Copy each line of the entries that contains the word "this".

___

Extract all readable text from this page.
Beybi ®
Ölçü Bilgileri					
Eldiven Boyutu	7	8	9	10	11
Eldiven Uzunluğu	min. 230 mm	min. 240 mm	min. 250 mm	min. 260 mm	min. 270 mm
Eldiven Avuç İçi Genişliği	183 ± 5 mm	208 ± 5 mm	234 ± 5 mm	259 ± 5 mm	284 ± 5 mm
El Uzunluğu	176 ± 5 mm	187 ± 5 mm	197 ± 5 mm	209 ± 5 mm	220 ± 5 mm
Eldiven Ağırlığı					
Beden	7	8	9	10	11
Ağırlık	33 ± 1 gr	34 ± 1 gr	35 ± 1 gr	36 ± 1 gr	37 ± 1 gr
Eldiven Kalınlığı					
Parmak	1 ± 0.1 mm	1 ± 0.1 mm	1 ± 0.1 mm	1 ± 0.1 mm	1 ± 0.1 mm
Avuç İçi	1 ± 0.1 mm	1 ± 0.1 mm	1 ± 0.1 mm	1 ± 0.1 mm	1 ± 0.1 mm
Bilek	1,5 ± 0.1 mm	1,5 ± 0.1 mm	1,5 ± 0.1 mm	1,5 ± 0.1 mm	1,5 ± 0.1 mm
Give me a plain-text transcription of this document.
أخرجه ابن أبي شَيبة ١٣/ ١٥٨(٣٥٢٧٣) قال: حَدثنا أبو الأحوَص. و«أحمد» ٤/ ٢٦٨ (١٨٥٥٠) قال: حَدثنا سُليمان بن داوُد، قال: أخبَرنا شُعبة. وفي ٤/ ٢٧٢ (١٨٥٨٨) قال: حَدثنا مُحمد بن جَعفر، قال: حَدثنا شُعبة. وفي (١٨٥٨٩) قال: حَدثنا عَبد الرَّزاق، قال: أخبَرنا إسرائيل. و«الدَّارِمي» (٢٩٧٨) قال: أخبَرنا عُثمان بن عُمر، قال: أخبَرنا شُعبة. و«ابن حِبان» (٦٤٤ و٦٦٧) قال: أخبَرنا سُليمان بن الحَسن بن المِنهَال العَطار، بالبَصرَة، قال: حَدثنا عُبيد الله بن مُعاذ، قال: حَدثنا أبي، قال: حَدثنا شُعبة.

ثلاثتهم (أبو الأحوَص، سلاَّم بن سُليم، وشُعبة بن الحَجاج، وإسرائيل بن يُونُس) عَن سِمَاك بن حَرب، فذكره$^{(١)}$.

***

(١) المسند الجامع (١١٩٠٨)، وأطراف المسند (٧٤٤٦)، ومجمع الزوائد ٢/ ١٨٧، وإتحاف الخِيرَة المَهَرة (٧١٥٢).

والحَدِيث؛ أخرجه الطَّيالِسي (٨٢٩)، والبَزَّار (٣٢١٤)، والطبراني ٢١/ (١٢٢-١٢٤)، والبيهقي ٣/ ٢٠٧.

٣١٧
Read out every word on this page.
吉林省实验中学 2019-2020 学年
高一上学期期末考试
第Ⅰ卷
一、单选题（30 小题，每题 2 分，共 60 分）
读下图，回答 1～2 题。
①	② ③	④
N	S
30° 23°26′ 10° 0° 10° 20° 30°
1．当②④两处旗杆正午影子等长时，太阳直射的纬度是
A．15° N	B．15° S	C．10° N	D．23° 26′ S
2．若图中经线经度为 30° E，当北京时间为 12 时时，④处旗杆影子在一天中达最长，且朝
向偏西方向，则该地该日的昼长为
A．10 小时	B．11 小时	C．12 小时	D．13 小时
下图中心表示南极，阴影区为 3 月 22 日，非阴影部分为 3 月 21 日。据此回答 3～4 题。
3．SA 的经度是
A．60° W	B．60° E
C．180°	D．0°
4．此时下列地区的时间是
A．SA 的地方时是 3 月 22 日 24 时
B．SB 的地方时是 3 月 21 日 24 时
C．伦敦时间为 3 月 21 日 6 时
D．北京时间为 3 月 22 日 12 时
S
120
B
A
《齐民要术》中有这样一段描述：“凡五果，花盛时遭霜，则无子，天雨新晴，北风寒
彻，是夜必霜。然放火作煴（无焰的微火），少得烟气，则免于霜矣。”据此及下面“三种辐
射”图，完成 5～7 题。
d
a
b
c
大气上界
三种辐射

___

## FINAL ANSWER
Extract all readable text from this page.
Give me a plain-text transcription of this document.
Read out every word on this page.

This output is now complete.